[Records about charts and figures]
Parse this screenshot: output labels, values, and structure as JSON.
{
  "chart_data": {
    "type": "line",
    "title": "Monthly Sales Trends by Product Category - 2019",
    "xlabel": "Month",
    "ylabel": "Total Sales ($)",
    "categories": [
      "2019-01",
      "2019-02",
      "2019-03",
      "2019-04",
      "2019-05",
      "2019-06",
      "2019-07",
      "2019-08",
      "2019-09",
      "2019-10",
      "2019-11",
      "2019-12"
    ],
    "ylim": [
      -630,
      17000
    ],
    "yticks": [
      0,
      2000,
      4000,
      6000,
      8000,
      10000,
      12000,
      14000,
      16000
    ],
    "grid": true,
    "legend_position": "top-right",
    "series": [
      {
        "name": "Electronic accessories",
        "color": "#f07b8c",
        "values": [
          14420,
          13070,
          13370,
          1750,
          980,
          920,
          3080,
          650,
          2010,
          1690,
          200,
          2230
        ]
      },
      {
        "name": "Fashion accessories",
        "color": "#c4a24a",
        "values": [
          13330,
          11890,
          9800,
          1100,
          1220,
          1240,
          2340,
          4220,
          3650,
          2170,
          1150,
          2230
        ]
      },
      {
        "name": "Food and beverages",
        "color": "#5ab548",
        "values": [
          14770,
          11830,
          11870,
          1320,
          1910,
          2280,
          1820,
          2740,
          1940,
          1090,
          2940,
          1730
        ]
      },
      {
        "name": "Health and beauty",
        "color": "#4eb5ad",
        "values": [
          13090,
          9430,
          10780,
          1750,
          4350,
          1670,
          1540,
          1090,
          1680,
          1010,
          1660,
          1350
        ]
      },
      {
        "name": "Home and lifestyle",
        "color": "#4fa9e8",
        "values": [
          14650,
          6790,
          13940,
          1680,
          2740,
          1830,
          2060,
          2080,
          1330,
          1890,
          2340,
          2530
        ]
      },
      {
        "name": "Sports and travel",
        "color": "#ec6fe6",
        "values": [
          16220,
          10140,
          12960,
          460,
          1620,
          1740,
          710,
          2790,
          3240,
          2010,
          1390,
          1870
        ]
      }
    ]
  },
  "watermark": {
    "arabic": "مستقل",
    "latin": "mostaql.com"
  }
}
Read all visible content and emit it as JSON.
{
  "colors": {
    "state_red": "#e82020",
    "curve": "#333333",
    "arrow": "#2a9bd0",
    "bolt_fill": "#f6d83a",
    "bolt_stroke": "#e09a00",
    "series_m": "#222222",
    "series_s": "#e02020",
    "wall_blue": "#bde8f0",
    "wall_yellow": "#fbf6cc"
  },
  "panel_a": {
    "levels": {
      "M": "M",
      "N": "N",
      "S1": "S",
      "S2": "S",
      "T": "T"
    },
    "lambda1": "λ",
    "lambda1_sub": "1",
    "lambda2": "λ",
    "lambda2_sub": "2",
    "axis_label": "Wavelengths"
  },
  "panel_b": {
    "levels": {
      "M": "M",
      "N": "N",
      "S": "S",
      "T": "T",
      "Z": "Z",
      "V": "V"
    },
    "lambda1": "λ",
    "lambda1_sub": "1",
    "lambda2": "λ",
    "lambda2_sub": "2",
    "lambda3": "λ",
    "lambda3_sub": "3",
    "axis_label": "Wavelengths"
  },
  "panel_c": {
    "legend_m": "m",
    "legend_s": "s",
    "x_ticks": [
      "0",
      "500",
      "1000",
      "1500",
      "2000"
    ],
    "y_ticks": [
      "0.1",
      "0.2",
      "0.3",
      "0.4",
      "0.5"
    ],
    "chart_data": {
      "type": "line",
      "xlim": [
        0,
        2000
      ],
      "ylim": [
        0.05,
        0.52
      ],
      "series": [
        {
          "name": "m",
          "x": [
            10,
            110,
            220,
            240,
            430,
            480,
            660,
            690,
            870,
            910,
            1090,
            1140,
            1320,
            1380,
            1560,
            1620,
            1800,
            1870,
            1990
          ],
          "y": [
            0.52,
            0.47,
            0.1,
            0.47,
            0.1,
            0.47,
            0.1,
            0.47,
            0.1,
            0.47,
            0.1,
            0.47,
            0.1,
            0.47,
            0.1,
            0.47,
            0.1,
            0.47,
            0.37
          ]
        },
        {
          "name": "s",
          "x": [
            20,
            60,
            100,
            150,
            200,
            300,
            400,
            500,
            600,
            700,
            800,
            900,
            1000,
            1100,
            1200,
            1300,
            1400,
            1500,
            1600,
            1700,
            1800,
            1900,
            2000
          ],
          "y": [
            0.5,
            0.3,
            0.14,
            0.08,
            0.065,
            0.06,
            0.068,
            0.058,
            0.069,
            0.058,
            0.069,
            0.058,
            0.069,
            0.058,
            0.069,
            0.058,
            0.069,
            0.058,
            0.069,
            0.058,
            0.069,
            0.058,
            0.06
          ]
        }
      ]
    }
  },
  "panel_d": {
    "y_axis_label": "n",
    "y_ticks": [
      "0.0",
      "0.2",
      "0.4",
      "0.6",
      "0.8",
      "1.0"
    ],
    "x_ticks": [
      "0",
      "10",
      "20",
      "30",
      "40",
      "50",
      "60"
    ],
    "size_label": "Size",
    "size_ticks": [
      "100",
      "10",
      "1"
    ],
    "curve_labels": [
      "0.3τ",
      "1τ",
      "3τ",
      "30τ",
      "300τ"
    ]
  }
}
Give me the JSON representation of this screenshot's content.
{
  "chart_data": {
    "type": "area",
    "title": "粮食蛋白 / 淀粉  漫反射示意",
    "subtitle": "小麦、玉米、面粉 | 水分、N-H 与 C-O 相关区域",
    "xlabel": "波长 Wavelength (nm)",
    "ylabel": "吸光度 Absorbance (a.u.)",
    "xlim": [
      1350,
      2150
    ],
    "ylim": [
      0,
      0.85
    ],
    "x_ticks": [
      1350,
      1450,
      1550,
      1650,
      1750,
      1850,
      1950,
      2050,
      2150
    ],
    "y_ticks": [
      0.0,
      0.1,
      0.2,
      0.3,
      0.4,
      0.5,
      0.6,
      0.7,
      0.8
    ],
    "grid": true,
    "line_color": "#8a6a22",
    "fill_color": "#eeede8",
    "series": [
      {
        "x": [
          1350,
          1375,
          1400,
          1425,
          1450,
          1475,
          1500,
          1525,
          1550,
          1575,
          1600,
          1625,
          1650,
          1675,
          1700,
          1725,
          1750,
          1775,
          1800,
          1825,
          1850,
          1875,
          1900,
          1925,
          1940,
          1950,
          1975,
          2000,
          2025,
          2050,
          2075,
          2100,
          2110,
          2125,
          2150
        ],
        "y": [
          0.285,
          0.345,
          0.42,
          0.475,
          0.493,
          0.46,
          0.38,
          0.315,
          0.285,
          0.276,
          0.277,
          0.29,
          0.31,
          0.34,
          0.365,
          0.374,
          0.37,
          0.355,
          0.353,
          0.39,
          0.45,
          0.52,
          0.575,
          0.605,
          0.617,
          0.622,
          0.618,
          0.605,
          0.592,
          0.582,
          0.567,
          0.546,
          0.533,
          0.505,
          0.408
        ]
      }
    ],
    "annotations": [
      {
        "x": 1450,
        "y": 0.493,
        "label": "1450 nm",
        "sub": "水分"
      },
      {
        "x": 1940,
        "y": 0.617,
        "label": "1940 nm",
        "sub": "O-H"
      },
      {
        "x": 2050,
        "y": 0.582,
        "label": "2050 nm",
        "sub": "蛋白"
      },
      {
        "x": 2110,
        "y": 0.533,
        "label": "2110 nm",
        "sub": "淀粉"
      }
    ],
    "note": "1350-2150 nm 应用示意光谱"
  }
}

▶ _AIM OF THE EXERCISE_: Return every line holding the word "Sales" from the records.

▶ _EXERCISE RESPONSE_:
    "title": "Monthly Sales Trends by Product Category - 2019",
    "ylabel": "Total Sales ($)",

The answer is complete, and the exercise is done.